## SHORT TASK
Reproduce the material's lines from the one holding "price-tick-label: 2.550 [906, 406, 927, 415]" through the one holding "candle-body [333, 101, 335, 118]", inclusive, swapping "candle-body" for "candlestick-body" and leaving everything else unchanged.

## DATA LINES
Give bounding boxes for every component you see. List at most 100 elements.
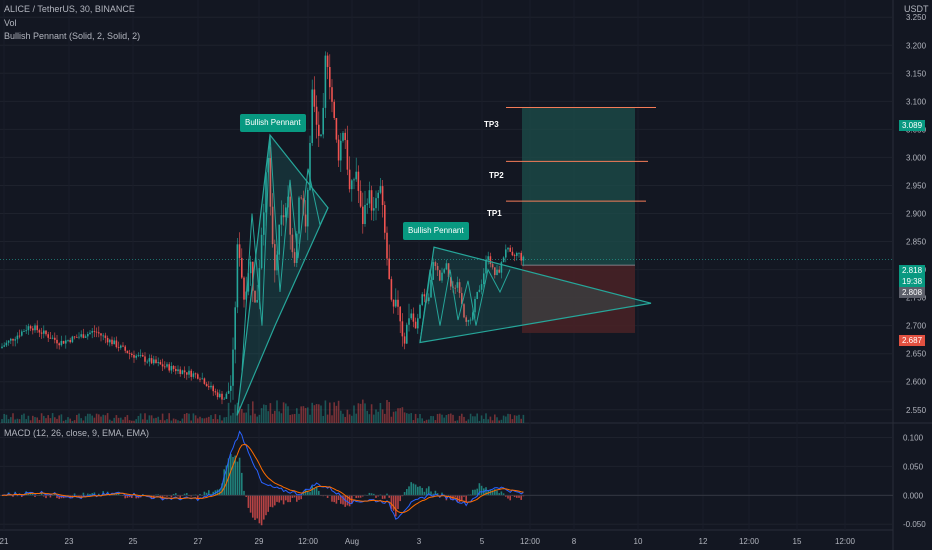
price-tick-label: 2.550 [906, 406, 927, 415]
macd-histogram-bar [203, 491, 206, 496]
pennant-label-1[interactable]: Bullish Pennant [240, 114, 306, 132]
volume-bar [302, 406, 305, 423]
volume-bar [21, 414, 23, 423]
entry-price-tag: 2.808 [899, 287, 926, 298]
candle-body [520, 252, 522, 261]
candle-body [243, 277, 245, 300]
candle-body [333, 101, 335, 118]
candle-body [76, 336, 78, 338]
volume-bar [25, 419, 27, 423]
volume-bar [329, 402, 331, 423]
indicator-legend[interactable]: Bullish Pennant (Solid, 2, Solid, 2) [4, 31, 141, 41]
volume-bar [467, 419, 470, 423]
volume-bar [67, 417, 69, 423]
macd-legend[interactable]: MACD (12, 26, close, 9, EMA, EMA) [4, 428, 150, 438]
candle-body [175, 368, 177, 372]
volume-bar [362, 399, 364, 423]
volume-bar [441, 414, 443, 423]
candle-body [498, 269, 500, 273]
macd-histogram-bar [419, 486, 421, 496]
macd-tick-label: -0.050 [903, 520, 926, 529]
candle-body [186, 372, 188, 375]
candle-body [166, 364, 168, 367]
time-tick-label: 15 [793, 537, 802, 546]
macd-histogram-bar [359, 495, 362, 498]
macd-histogram-bar [335, 495, 338, 504]
price-tick-label: 2.900 [906, 210, 927, 219]
time-tick-label: 12 [699, 537, 708, 546]
candle-body [511, 251, 514, 256]
volume-bar [51, 413, 54, 423]
candle-body [436, 266, 439, 271]
volume-bar [401, 407, 404, 423]
macd-histogram-bar [159, 495, 162, 497]
candle-body [390, 279, 393, 300]
candle-body [98, 332, 100, 334]
macd-histogram-bar [166, 495, 168, 497]
volume-bar [65, 419, 67, 423]
candle-body [522, 256, 525, 261]
macd-histogram-bar [436, 493, 439, 496]
volume-bar [62, 420, 65, 423]
volume-bar [366, 410, 368, 423]
candle-body [487, 256, 489, 261]
volume-bar [148, 415, 151, 423]
volume-bar [238, 406, 241, 423]
macd-pane [0, 430, 893, 526]
candle-body [331, 87, 333, 102]
candle-body [205, 383, 208, 387]
macd-histogram-bar [289, 495, 291, 503]
volume-bar [434, 420, 437, 423]
candle-body [282, 215, 285, 218]
macd-histogram-bar [309, 492, 311, 496]
volume-bar [139, 413, 142, 423]
volume-bar [7, 419, 10, 423]
candle-body [461, 293, 463, 305]
candle-body [491, 264, 494, 268]
candle-body [472, 312, 474, 320]
macd-histogram-bar [507, 495, 509, 499]
symbol-title[interactable]: ALICE / TetherUS, 30, BINANCE [4, 4, 135, 14]
volume-bar [216, 419, 219, 423]
macd-histogram-bar [311, 485, 313, 496]
macd-histogram-bar [307, 491, 309, 496]
candle-body [513, 255, 516, 257]
macd-histogram-bar [210, 493, 212, 496]
volume-bar [14, 419, 16, 423]
volume-bar [80, 418, 82, 423]
candle-body [450, 277, 452, 287]
macd-histogram-bar [412, 483, 415, 496]
candle-body [51, 337, 54, 339]
candle-body [315, 106, 318, 125]
volume-bar [392, 411, 395, 423]
volume-bar [111, 420, 113, 423]
volume-bar [469, 413, 472, 423]
macd-histogram-bar [236, 461, 239, 496]
macd-histogram-bar [293, 495, 296, 498]
candle-body [458, 282, 461, 294]
candle-body [408, 318, 410, 325]
volume-bar [331, 415, 333, 423]
volume-bar [212, 418, 214, 423]
candle-body [313, 89, 316, 107]
candle-body [18, 335, 21, 337]
candle-body [344, 132, 346, 141]
volume-legend[interactable]: Vol [4, 18, 17, 28]
volume-bar [177, 420, 179, 423]
volume-bar [414, 413, 417, 423]
candle-body [357, 171, 360, 191]
macd-histogram-bar [205, 492, 208, 496]
candle-body [399, 306, 401, 322]
volume-bar [54, 417, 56, 423]
volume-bar [375, 409, 377, 423]
pennant-label-2[interactable]: Bullish Pennant [403, 222, 469, 240]
candle-body [278, 224, 280, 255]
macd-histogram-bar [296, 495, 298, 502]
candle-body [43, 330, 45, 334]
volume-bar [265, 405, 267, 423]
volume-bar [71, 420, 74, 423]
candle-body [80, 334, 82, 337]
macd-histogram-bar [331, 495, 333, 502]
price-tick-label: 3.000 [906, 153, 927, 162]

## THE RESULT
price-tick-label: 2.550 [906, 406, 927, 415]
macd-histogram-bar [203, 491, 206, 496]
pennant-label-1[interactable]: Bullish Pennant [240, 114, 306, 132]
volume-bar [302, 406, 305, 423]
volume-bar [21, 414, 23, 423]
entry-price-tag: 2.808 [899, 287, 926, 298]
candlestick-body [520, 252, 522, 261]
candlestick-body [243, 277, 245, 300]
candlestick-body [333, 101, 335, 118]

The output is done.